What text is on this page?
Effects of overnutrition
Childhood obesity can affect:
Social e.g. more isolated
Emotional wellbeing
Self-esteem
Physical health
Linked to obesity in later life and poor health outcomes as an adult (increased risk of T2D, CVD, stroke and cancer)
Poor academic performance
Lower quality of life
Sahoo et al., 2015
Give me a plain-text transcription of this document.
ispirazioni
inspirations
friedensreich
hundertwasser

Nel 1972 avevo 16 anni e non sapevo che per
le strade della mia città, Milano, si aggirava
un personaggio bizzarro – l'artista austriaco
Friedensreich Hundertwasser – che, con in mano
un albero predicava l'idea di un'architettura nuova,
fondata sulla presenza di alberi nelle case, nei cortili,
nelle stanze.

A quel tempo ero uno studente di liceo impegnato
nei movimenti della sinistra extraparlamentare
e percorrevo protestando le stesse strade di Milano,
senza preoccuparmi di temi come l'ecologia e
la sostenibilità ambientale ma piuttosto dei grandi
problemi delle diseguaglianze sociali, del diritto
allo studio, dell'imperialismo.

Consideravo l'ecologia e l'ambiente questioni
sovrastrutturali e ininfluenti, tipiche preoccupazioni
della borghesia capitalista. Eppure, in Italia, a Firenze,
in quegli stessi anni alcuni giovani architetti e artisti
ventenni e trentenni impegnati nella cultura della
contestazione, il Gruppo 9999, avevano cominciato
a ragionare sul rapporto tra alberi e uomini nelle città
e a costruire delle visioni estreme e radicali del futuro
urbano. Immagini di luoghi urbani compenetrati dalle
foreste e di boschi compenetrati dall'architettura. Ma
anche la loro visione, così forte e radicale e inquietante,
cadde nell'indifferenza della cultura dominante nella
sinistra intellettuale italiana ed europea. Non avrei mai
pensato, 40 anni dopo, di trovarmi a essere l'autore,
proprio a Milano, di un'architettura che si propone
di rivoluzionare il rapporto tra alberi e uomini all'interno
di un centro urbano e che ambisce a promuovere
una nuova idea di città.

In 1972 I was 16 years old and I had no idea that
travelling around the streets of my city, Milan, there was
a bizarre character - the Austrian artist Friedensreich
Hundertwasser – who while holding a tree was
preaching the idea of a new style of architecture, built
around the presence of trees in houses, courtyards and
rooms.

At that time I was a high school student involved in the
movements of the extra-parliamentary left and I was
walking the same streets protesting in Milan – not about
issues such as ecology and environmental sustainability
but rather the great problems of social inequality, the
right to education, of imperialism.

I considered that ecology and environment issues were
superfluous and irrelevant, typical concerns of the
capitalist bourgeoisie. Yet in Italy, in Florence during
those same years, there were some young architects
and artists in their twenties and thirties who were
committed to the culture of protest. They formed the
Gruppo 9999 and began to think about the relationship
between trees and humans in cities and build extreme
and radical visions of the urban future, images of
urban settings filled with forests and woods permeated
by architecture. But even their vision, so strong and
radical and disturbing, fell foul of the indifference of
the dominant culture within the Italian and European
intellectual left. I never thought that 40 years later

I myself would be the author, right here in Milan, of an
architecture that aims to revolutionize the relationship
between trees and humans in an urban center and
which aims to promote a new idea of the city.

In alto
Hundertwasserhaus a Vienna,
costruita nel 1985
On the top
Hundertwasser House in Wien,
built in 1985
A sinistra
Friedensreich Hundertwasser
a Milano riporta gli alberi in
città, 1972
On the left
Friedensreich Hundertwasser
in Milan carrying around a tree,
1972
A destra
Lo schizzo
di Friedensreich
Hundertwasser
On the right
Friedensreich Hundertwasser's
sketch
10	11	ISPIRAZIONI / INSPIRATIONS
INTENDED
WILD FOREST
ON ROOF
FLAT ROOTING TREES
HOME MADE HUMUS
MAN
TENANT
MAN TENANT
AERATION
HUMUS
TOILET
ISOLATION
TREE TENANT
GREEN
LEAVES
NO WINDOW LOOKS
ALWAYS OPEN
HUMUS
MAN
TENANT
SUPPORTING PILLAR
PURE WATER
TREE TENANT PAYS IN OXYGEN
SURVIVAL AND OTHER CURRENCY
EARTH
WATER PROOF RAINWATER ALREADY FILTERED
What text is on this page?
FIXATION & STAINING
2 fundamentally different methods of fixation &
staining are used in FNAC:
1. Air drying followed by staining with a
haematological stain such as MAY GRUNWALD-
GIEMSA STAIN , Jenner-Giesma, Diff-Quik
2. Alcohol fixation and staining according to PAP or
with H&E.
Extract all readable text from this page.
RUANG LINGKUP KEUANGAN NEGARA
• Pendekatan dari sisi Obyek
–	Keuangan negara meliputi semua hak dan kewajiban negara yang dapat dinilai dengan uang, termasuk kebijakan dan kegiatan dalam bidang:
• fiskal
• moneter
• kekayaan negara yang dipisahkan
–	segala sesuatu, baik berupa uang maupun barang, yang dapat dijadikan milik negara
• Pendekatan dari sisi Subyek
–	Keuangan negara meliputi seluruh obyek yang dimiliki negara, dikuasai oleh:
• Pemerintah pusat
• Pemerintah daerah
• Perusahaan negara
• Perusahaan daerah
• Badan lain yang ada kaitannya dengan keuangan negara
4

*****

Description of the task =>
Restate every record exactly, leaving nothing out.

In response =>
What text is on this page?
Effects of overnutrition
Childhood obesity can affect:
Social e.g. more isolated
Emotional wellbeing
Self-esteem
Physical health
Linked to obesity in later life and poor health outcomes as an adult (increased risk of T2D, CVD, stroke and cancer)
Poor academic performance
Lower quality of life
Sahoo et al., 2015
Give me a plain-text transcription of this document.
ispirazioni
inspirations
friedensreich
hundertwasser

Nel 1972 avevo 16 anni e non sapevo che per
le strade della mia città, Milano, si aggirava
un personaggio bizzarro – l'artista austriaco
Friedensreich Hundertwasser – che, con in mano
un albero predicava l'idea di un'architettura nuova,
fondata sulla presenza di alberi nelle case, nei cortili,
nelle stanze.

A quel tempo ero uno studente di liceo impegnato
nei movimenti della sinistra extraparlamentare
e percorrevo protestando le stesse strade di Milano,
senza preoccuparmi di temi come l'ecologia e
la sostenibilità ambientale ma piuttosto dei grandi
problemi delle diseguaglianze sociali, del diritto
allo studio, dell'imperialismo.

Consideravo l'ecologia e l'ambiente questioni
sovrastrutturali e ininfluenti, tipiche preoccupazioni
della borghesia capitalista. Eppure, in Italia, a Firenze,
in quegli stessi anni alcuni giovani architetti e artisti
ventenni e trentenni impegnati nella cultura della
contestazione, il Gruppo 9999, avevano cominciato
a ragionare sul rapporto tra alberi e uomini nelle città
e a costruire delle visioni estreme e radicali del futuro
urbano. Immagini di luoghi urbani compenetrati dalle
foreste e di boschi compenetrati dall'architettura. Ma
anche la loro visione, così forte e radicale e inquietante,
cadde nell'indifferenza della cultura dominante nella
sinistra intellettuale italiana ed europea. Non avrei mai
pensato, 40 anni dopo, di trovarmi a essere l'autore,
proprio a Milano, di un'architettura che si propone
di rivoluzionare il rapporto tra alberi e uomini all'interno
di un centro urbano e che ambisce a promuovere
una nuova idea di città.

In 1972 I was 16 years old and I had no idea that
travelling around the streets of my city, Milan, there was
a bizarre character - the Austrian artist Friedensreich
Hundertwasser – who while holding a tree was
preaching the idea of a new style of architecture, built
around the presence of trees in houses, courtyards and
rooms.

At that time I was a high school student involved in the
movements of the extra-parliamentary left and I was
walking the same streets protesting in Milan – not about
issues such as ecology and environmental sustainability
but rather the great problems of social inequality, the
right to education, of imperialism.

I considered that ecology and environment issues were
superfluous and irrelevant, typical concerns of the
capitalist bourgeoisie. Yet in Italy, in Florence during
those same years, there were some young architects
and artists in their twenties and thirties who were
committed to the culture of protest. They formed the
Gruppo 9999 and began to think about the relationship
between trees and humans in cities and build extreme
and radical visions of the urban future, images of
urban settings filled with forests and woods permeated
by architecture. But even their vision, so strong and
radical and disturbing, fell foul of the indifference of
the dominant culture within the Italian and European
intellectual left. I never thought that 40 years later

I myself would be the author, right here in Milan, of an
architecture that aims to revolutionize the relationship
between trees and humans in an urban center and
which aims to promote a new idea of the city.

In alto
Hundertwasserhaus a Vienna,
costruita nel 1985
On the top
Hundertwasser House in Wien,
built in 1985
A sinistra
Friedensreich Hundertwasser
a Milano riporta gli alberi in
città, 1972
On the left
Friedensreich Hundertwasser
in Milan carrying around a tree,
1972
A destra
Lo schizzo
di Friedensreich
Hundertwasser
On the right
Friedensreich Hundertwasser's
sketch
10	11	ISPIRAZIONI / INSPIRATIONS
INTENDED
WILD FOREST
ON ROOF
FLAT ROOTING TREES
HOME MADE HUMUS
MAN
TENANT
MAN TENANT
AERATION
HUMUS
TOILET
ISOLATION
TREE TENANT
GREEN
LEAVES
NO WINDOW LOOKS
ALWAYS OPEN
HUMUS
MAN
TENANT
SUPPORTING PILLAR
PURE WATER
TREE TENANT PAYS IN OXYGEN
SURVIVAL AND OTHER CURRENCY
EARTH
WATER PROOF RAINWATER ALREADY FILTERED
What text is on this page?
FIXATION & STAINING
2 fundamentally different methods of fixation &
staining are used in FNAC:
1. Air drying followed by staining with a
haematological stain such as MAY GRUNWALD-
GIEMSA STAIN , Jenner-Giesma, Diff-Quik
2. Alcohol fixation and staining according to PAP or
with H&E.
Extract all readable text from this page.
RUANG LINGKUP KEUANGAN NEGARA
• Pendekatan dari sisi Obyek
–	Keuangan negara meliputi semua hak dan kewajiban negara yang dapat dinilai dengan uang, termasuk kebijakan dan kegiatan dalam bidang:
• fiskal
• moneter
• kekayaan negara yang dipisahkan
–	segala sesuatu, baik berupa uang maupun barang, yang dapat dijadikan milik negara
• Pendekatan dari sisi Subyek
–	Keuangan negara meliputi seluruh obyek yang dimiliki negara, dikuasai oleh:
• Pemerintah pusat
• Pemerintah daerah
• Perusahaan negara
• Perusahaan daerah
• Badan lain yang ada kaitannya dengan keuangan negara
4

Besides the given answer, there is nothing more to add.